Data records:
-- START --

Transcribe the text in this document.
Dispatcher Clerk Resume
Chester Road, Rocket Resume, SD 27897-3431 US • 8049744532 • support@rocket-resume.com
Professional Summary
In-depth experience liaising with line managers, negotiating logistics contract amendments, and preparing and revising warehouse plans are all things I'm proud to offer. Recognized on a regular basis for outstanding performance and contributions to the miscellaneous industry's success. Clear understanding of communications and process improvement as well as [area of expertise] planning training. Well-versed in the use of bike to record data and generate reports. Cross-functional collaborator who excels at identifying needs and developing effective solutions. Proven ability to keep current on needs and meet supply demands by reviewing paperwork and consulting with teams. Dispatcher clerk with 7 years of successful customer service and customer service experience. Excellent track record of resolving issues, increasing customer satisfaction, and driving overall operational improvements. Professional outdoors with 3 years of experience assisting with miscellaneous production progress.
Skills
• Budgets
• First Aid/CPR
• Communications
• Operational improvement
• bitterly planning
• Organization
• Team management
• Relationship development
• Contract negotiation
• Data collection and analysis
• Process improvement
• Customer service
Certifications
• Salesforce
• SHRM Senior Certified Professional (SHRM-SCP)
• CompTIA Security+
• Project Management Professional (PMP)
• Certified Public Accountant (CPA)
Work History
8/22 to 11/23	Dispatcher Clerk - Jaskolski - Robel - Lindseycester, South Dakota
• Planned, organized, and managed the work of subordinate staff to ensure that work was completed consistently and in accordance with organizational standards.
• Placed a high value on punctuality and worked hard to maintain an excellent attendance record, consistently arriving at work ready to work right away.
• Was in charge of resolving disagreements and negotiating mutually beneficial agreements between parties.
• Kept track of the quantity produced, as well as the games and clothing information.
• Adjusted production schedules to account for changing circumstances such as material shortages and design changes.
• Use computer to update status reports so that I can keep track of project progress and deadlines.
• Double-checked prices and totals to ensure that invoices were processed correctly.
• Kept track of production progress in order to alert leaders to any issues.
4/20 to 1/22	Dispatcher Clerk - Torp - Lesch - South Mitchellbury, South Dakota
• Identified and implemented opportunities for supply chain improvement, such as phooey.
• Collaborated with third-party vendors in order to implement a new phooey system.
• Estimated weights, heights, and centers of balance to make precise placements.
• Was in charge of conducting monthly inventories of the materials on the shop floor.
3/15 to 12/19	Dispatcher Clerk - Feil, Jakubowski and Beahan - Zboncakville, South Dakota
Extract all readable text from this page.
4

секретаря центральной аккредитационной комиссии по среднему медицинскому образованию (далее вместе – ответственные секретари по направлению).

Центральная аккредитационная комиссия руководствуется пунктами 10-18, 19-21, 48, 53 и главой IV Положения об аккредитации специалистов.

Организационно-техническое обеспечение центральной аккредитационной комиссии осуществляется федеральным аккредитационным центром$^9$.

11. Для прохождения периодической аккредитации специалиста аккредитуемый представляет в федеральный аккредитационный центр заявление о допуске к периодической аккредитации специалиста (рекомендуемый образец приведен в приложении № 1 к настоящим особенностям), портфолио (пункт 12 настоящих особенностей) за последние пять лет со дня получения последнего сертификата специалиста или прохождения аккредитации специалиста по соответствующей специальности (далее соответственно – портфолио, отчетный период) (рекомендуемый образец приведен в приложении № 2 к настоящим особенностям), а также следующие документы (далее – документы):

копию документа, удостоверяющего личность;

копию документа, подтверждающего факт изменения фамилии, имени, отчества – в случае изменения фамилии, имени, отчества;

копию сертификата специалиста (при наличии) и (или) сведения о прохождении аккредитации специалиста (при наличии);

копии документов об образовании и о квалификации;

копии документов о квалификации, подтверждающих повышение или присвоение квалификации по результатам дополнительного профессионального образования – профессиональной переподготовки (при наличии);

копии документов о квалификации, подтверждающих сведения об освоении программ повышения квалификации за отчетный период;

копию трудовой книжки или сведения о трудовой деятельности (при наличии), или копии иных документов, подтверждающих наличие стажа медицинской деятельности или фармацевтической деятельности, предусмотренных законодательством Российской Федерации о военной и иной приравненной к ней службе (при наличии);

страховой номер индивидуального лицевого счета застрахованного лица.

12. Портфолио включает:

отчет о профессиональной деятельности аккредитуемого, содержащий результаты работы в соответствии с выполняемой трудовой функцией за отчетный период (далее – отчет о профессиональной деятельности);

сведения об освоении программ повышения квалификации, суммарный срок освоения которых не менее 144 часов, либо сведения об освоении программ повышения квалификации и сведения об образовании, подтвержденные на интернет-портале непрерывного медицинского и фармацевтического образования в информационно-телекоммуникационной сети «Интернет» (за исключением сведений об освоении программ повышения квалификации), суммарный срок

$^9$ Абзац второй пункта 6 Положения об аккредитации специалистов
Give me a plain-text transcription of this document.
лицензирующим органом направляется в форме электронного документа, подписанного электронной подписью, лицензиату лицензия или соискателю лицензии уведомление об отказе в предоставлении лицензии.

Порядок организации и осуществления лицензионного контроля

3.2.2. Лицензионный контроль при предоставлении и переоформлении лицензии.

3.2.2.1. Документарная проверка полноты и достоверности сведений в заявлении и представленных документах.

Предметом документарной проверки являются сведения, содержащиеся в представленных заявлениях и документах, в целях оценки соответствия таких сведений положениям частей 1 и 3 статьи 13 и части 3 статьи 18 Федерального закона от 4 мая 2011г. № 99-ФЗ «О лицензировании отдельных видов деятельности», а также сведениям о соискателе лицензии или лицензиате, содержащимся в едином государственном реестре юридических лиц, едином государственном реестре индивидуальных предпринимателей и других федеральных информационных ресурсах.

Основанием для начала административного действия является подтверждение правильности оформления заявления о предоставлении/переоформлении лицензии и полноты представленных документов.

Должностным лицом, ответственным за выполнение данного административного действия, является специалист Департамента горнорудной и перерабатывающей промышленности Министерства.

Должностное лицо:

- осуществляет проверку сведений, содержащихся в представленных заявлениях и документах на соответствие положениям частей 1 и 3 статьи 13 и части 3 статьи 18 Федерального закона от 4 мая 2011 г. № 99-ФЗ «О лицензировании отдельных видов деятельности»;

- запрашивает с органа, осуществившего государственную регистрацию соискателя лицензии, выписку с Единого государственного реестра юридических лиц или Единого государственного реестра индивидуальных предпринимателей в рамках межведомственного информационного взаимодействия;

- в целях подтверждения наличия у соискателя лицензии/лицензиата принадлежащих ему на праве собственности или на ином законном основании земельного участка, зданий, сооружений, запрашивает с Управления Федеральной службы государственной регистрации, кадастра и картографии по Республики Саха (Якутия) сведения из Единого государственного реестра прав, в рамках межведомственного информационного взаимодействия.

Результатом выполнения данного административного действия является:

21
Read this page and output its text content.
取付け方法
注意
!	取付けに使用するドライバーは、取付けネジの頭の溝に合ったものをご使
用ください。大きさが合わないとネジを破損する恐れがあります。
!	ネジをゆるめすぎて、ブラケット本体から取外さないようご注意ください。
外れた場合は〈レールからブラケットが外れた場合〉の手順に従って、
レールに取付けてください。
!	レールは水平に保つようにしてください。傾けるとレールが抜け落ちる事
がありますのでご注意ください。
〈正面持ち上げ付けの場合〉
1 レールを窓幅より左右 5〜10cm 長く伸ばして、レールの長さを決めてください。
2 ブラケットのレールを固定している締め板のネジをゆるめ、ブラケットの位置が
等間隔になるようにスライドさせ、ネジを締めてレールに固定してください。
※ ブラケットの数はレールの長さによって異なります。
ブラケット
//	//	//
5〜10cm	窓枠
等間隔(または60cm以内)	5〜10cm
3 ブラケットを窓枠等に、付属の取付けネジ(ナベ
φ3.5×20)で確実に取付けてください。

-- END --

What to work on:
Please restate the data word for word, every record included.

Result below:
Transcribe the text in this document.
Dispatcher Clerk Resume
Chester Road, Rocket Resume, SD 27897-3431 US • 8049744532 • support@rocket-resume.com
Professional Summary
In-depth experience liaising with line managers, negotiating logistics contract amendments, and preparing and revising warehouse plans are all things I'm proud to offer. Recognized on a regular basis for outstanding performance and contributions to the miscellaneous industry's success. Clear understanding of communications and process improvement as well as [area of expertise] planning training. Well-versed in the use of bike to record data and generate reports. Cross-functional collaborator who excels at identifying needs and developing effective solutions. Proven ability to keep current on needs and meet supply demands by reviewing paperwork and consulting with teams. Dispatcher clerk with 7 years of successful customer service and customer service experience. Excellent track record of resolving issues, increasing customer satisfaction, and driving overall operational improvements. Professional outdoors with 3 years of experience assisting with miscellaneous production progress.
Skills
• Budgets
• First Aid/CPR
• Communications
• Operational improvement
• bitterly planning
• Organization
• Team management
• Relationship development
• Contract negotiation
• Data collection and analysis
• Process improvement
• Customer service
Certifications
• Salesforce
• SHRM Senior Certified Professional (SHRM-SCP)
• CompTIA Security+
• Project Management Professional (PMP)
• Certified Public Accountant (CPA)
Work History
8/22 to 11/23	Dispatcher Clerk - Jaskolski - Robel - Lindseycester, South Dakota
• Planned, organized, and managed the work of subordinate staff to ensure that work was completed consistently and in accordance with organizational standards.
• Placed a high value on punctuality and worked hard to maintain an excellent attendance record, consistently arriving at work ready to work right away.
• Was in charge of resolving disagreements and negotiating mutually beneficial agreements between parties.
• Kept track of the quantity produced, as well as the games and clothing information.
• Adjusted production schedules to account for changing circumstances such as material shortages and design changes.
• Use computer to update status reports so that I can keep track of project progress and deadlines.
• Double-checked prices and totals to ensure that invoices were processed correctly.
• Kept track of production progress in order to alert leaders to any issues.
4/20 to 1/22	Dispatcher Clerk - Torp - Lesch - South Mitchellbury, South Dakota
• Identified and implemented opportunities for supply chain improvement, such as phooey.
• Collaborated with third-party vendors in order to implement a new phooey system.
• Estimated weights, heights, and centers of balance to make precise placements.
• Was in charge of conducting monthly inventories of the materials on the shop floor.
3/15 to 12/19	Dispatcher Clerk - Feil, Jakubowski and Beahan - Zboncakville, South Dakota
Extract all readable text from this page.
4

секретаря центральной аккредитационной комиссии по среднему медицинскому образованию (далее вместе – ответственные секретари по направлению).

Центральная аккредитационная комиссия руководствуется пунктами 10-18, 19-21, 48, 53 и главой IV Положения об аккредитации специалистов.

Организационно-техническое обеспечение центральной аккредитационной комиссии осуществляется федеральным аккредитационным центром$^9$.

11. Для прохождения периодической аккредитации специалиста аккредитуемый представляет в федеральный аккредитационный центр заявление о допуске к периодической аккредитации специалиста (рекомендуемый образец приведен в приложении № 1 к настоящим особенностям), портфолио (пункт 12 настоящих особенностей) за последние пять лет со дня получения последнего сертификата специалиста или прохождения аккредитации специалиста по соответствующей специальности (далее соответственно – портфолио, отчетный период) (рекомендуемый образец приведен в приложении № 2 к настоящим особенностям), а также следующие документы (далее – документы):

копию документа, удостоверяющего личность;

копию документа, подтверждающего факт изменения фамилии, имени, отчества – в случае изменения фамилии, имени, отчества;

копию сертификата специалиста (при наличии) и (или) сведения о прохождении аккредитации специалиста (при наличии);

копии документов об образовании и о квалификации;

копии документов о квалификации, подтверждающих повышение или присвоение квалификации по результатам дополнительного профессионального образования – профессиональной переподготовки (при наличии);

копии документов о квалификации, подтверждающих сведения об освоении программ повышения квалификации за отчетный период;

копию трудовой книжки или сведения о трудовой деятельности (при наличии), или копии иных документов, подтверждающих наличие стажа медицинской деятельности или фармацевтической деятельности, предусмотренных законодательством Российской Федерации о военной и иной приравненной к ней службе (при наличии);

страховой номер индивидуального лицевого счета застрахованного лица.

12. Портфолио включает:

отчет о профессиональной деятельности аккредитуемого, содержащий результаты работы в соответствии с выполняемой трудовой функцией за отчетный период (далее – отчет о профессиональной деятельности);

сведения об освоении программ повышения квалификации, суммарный срок освоения которых не менее 144 часов, либо сведения об освоении программ повышения квалификации и сведения об образовании, подтвержденные на интернет-портале непрерывного медицинского и фармацевтического образования в информационно-телекоммуникационной сети «Интернет» (за исключением сведений об освоении программ повышения квалификации), суммарный срок

$^9$ Абзац второй пункта 6 Положения об аккредитации специалистов
Give me a plain-text transcription of this document.
лицензирующим органом направляется в форме электронного документа, подписанного электронной подписью, лицензиату лицензия или соискателю лицензии уведомление об отказе в предоставлении лицензии.

Порядок организации и осуществления лицензионного контроля

3.2.2. Лицензионный контроль при предоставлении и переоформлении лицензии.

3.2.2.1. Документарная проверка полноты и достоверности сведений в заявлении и представленных документах.

Предметом документарной проверки являются сведения, содержащиеся в представленных заявлениях и документах, в целях оценки соответствия таких сведений положениям частей 1 и 3 статьи 13 и части 3 статьи 18 Федерального закона от 4 мая 2011г. № 99-ФЗ «О лицензировании отдельных видов деятельности», а также сведениям о соискателе лицензии или лицензиате, содержащимся в едином государственном реестре юридических лиц, едином государственном реестре индивидуальных предпринимателей и других федеральных информационных ресурсах.

Основанием для начала административного действия является подтверждение правильности оформления заявления о предоставлении/переоформлении лицензии и полноты представленных документов.

Должностным лицом, ответственным за выполнение данного административного действия, является специалист Департамента горнорудной и перерабатывающей промышленности Министерства.

Должностное лицо:

- осуществляет проверку сведений, содержащихся в представленных заявлениях и документах на соответствие положениям частей 1 и 3 статьи 13 и части 3 статьи 18 Федерального закона от 4 мая 2011 г. № 99-ФЗ «О лицензировании отдельных видов деятельности»;

- запрашивает с органа, осуществившего государственную регистрацию соискателя лицензии, выписку с Единого государственного реестра юридических лиц или Единого государственного реестра индивидуальных предпринимателей в рамках межведомственного информационного взаимодействия;

- в целях подтверждения наличия у соискателя лицензии/лицензиата принадлежащих ему на праве собственности или на ином законном основании земельного участка, зданий, сооружений, запрашивает с Управления Федеральной службы государственной регистрации, кадастра и картографии по Республики Саха (Якутия) сведения из Единого государственного реестра прав, в рамках межведомственного информационного взаимодействия.

Результатом выполнения данного административного действия является:

21
Read this page and output its text content.
取付け方法
注意
!	取付けに使用するドライバーは、取付けネジの頭の溝に合ったものをご使
用ください。大きさが合わないとネジを破損する恐れがあります。
!	ネジをゆるめすぎて、ブラケット本体から取外さないようご注意ください。
外れた場合は〈レールからブラケットが外れた場合〉の手順に従って、
レールに取付けてください。
!	レールは水平に保つようにしてください。傾けるとレールが抜け落ちる事
がありますのでご注意ください。
〈正面持ち上げ付けの場合〉
1 レールを窓幅より左右 5〜10cm 長く伸ばして、レールの長さを決めてください。
2 ブラケットのレールを固定している締め板のネジをゆるめ、ブラケットの位置が
等間隔になるようにスライドさせ、ネジを締めてレールに固定してください。
※ ブラケットの数はレールの長さによって異なります。
ブラケット
//	//	//
5〜10cm	窓枠
等間隔(または60cm以内)	5〜10cm
3 ブラケットを窓枠等に、付属の取付けネジ(ナベ
φ3.5×20)で確実に取付けてください。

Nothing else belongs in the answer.